OBJECTIVE
Read the records below and copy each line that contains "Infrastructure".

=-=-=-=-=

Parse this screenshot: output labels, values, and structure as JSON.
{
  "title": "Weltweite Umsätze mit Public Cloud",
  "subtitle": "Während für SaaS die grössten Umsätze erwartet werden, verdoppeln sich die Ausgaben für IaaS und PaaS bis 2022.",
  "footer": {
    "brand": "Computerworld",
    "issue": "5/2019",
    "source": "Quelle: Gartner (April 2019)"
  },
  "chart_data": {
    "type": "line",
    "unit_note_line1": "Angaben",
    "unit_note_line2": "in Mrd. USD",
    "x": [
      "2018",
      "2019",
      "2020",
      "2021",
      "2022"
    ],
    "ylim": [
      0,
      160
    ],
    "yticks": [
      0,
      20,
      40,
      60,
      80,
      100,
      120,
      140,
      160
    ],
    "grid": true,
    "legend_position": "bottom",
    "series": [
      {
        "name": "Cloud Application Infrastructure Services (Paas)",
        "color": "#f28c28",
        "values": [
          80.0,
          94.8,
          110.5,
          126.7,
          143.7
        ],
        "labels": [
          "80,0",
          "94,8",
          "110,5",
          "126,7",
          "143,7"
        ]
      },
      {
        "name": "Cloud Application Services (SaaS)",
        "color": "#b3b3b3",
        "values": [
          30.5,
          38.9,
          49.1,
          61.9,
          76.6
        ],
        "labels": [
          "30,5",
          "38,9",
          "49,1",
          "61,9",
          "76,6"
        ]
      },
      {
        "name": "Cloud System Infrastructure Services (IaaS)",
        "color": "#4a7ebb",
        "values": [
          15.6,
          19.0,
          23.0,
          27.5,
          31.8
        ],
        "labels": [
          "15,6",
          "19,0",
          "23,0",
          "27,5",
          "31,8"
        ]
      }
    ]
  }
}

=-=-=-=-=

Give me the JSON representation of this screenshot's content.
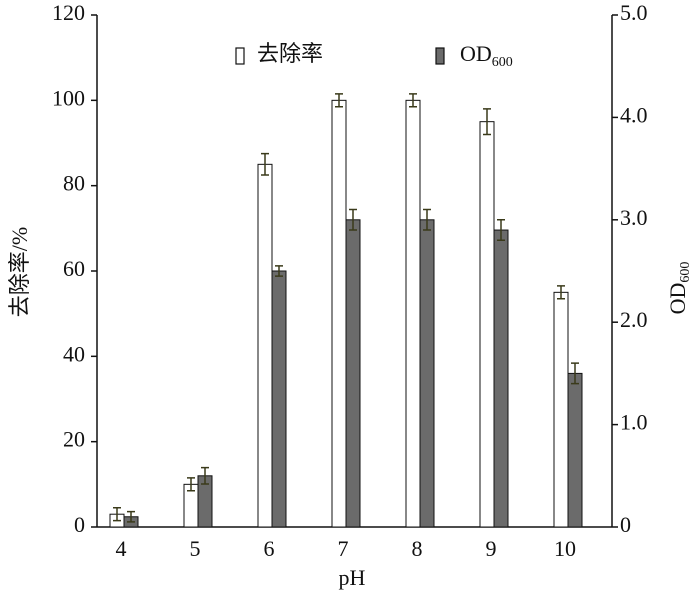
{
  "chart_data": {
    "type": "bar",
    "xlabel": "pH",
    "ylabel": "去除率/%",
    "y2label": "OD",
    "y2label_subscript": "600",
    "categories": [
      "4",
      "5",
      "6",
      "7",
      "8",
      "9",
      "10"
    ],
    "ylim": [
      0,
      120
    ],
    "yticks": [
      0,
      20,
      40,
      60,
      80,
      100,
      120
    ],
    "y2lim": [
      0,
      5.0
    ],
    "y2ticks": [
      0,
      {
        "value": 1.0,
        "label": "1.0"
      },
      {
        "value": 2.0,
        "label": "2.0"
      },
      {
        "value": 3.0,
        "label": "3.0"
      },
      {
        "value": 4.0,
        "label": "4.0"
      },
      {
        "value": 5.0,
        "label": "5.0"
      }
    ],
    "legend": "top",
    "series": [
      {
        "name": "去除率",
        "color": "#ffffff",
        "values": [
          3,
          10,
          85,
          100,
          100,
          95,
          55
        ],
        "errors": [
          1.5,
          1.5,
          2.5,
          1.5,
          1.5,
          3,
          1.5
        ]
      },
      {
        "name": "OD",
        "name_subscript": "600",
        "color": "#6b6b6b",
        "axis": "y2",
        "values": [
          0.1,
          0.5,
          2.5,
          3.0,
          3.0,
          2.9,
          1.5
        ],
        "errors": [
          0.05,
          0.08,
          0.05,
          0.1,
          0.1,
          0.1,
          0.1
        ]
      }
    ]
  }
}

=-=-=-=-=

RESULT BELOW
        "name": "Cloud Application Infrastructure Services (Paas)",
        "name": "Cloud System Infrastructure Services (IaaS)",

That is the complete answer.